Problems
1) Reproduce the part of the discipline thread that begins at the words "Again, in my" and stops after the words "on the issues.".
2) List every concern about Positive Discipline that tdowns names in the discipline thread.

Page extract
-- -- --
2 Cor 2: 5 Now if anyone has caused pain, he has caused it not to me, but in some measure--not to put it too severely--to all of you. 6For such a one, this punishment by the majority is enough, 7so you should rather turn to forgive and comfort him, or he may be overwhelmed by excessive sorrow. 8So I beg you to reaffirm your love for him.

When someone is truly sorry, forgive them. Don´t ignore the bad behavior, but on occasion it is ok to simply just forgive them "œas Christ Jesus forgave us".

Discipline the right way, and DON´T LIE TO KIDS.


----------



## ReformedWretch (May 6, 2006)

Ok, I looked this up and so far it seems VERY interesting to me. It seems to be saying what I have been saying for a long, long time!


----------



## ReformedWretch (May 6, 2006)

Yep, impressed!

Check out this article.

http://www.positivediscipline.com/articles/teenmotivation.html

Then check out the article archive.

http://www.positivediscipline.com/articles/index.html


----------



## tdowns (May 6, 2006)

*Thanks Adam*

Adam, I thought you would be interested in it, and I'm happy you are researching it like I should be. I'm looking forward to your analysis of it.

My concerns based on the little I've heard are:

*Little if no mention of sin, seems to be they want us to be so positive, that the fact that a child might feel guilt is a bad thing...well, if we don't feel guilt, then why would we need a savior to remove that guilt....just something I've been thinking about.

*seemingly an over emphasis on a democratic relationship with kids. If the child does something wrong, we give them choices, etc, "How could you do this differently, instead of saying, "That is wrong behavior."

*And the seemingly absolute rejection of spanking, which from what I've seen, is biblical.

Just a few things that pop out too me. But like you, I see the positive attributes of Positive Discipline, and great blog post by you by the way.

[Edited on 5-6-2006 by tdowns007]


----------



## ReformedWretch (May 6, 2006)

Thanks Trevor.

The thing with me and my opinion is that while I "parent" many children I can't do it 100% as I would if these children were my own. Where I work now comes as close as you can get to that, but it's still not the same. 



> *Little if no mention of sin, seems to be they want us to be so positive, that the fact that a child might feel guilt is a bad thing...well, if we don't feel guilt, then why would we need a savior to remove that guilt....just something I've been thinking about.



We look for remorse more than guilt (even though you could classify them as the same thing). As for teaching them about the Savior, we have to do that through example and then words when the child asky "how do you live as you do?" That used to frustrate me, but kids will ask more often than not! Especially if you live what you preach.



> *seemingly an over emphasis on a democratic relationship with kids. If the child does something wrong, we give them choices, etc, "How could you do this differently, instead of saying, "That is wrong behavior."



Well, in my situation too many staff just bark orders at kids and don't explain why something is wrong. We have to force ourselves to look for teachable moments or our kids grow in anger and resentfullness. Also, remember that I work with girls ages 13-20.



> *And the seemingly absolute rejection of spanking, which from what I've seen, is biblical.



Again, in my line of work it's hands off (at least regarding punishment) so we have to find other means. The problem I see with spanking isn't that it's not biblical, but that far too many parents do it out of frustration and anger and in my opinion that teaches nothing besides "don't tick me off".


----------



## tdowns (May 6, 2006)

*Great points...*

Yeah, I know what you mean, as a teacher, there are certain things I just can not do, but, the opportunities to share God's truth often comes up wich is awesome.

Keep it up, I appreciate your voice on the issues.


----------



## ReformedWretch (May 6, 2006)

Thanks, I appreciate the encouragement!


----------
-- -- --
Listed entries
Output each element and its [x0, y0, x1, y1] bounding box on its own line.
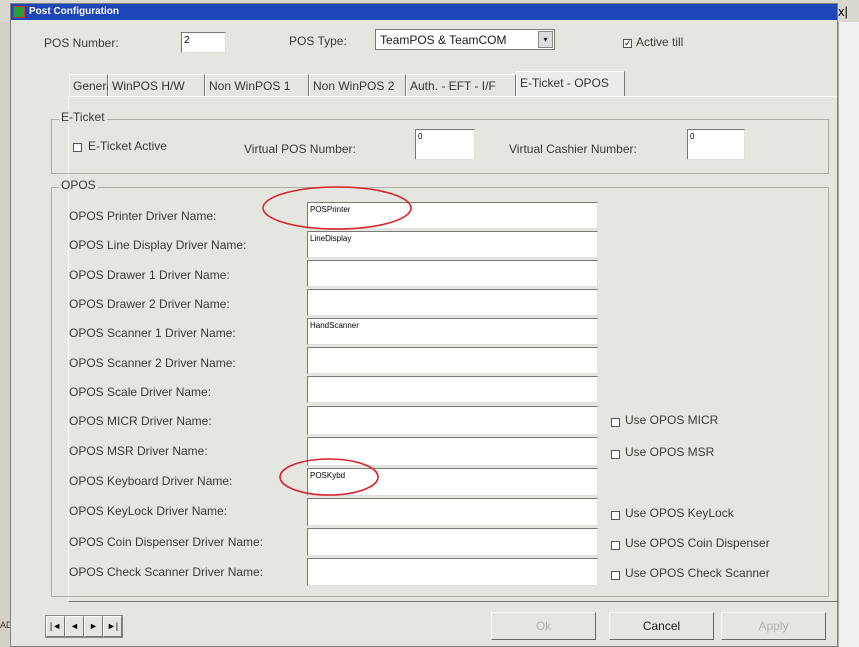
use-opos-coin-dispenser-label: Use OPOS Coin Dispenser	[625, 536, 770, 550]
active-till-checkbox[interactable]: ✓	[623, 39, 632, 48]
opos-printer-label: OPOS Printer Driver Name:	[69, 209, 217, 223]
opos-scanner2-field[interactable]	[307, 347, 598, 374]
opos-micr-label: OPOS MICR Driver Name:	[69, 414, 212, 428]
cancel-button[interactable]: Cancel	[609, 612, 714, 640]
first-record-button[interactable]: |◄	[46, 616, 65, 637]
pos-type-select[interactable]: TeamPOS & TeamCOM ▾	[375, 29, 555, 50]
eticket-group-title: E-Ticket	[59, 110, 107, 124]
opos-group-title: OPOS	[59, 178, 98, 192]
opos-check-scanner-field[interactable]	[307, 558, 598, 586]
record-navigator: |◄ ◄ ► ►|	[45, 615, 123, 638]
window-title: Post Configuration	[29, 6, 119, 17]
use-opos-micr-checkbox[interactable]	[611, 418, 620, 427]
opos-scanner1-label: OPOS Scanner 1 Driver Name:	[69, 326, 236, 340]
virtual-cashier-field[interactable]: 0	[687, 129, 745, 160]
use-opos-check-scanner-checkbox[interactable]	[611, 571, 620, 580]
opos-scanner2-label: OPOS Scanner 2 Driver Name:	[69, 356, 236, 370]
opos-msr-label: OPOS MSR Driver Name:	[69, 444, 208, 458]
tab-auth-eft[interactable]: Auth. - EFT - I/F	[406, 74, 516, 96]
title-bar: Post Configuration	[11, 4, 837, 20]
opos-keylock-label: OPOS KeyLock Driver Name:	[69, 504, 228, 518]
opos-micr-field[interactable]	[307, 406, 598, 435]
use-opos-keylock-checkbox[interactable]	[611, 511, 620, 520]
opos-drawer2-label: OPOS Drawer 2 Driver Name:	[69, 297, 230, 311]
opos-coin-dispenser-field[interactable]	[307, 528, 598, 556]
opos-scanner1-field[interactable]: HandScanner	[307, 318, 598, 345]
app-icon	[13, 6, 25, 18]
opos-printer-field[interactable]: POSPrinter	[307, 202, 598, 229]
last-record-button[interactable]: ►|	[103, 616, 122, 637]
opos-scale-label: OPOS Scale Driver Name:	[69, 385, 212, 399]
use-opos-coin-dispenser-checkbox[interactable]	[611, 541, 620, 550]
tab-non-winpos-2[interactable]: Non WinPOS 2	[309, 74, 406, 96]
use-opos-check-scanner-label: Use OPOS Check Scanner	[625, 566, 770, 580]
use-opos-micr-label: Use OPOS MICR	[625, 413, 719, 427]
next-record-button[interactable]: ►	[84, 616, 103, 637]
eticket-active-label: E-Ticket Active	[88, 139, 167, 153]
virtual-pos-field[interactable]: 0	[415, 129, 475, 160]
-- -- --
Task-by-task solutions
1)
Again, in my line of work it's hands off (at least regarding punishment) so we have to find other means. The problem I see with spanking isn't that it's not biblical, but that far too many parents do it out of frustration and anger and in my opinion that teaches nothing besides "don't tick me off".


----------



## tdowns (May 6, 2006)

*Great points...*

Yeah, I know what you mean, as a teacher, there are certain things I just can not do, but, the opportunities to share God's truth often comes up wich is awesome.

Keep it up, I appreciate your voice on the issues.

2)
- Little if any mention of sin, as though a child feeling guilt were a bad thing
- An apparent overemphasis on a democratic relationship with kids, such as giving choices instead of saying "That is wrong behavior"
- The seemingly absolute rejection of spanking, which tdowns considers biblical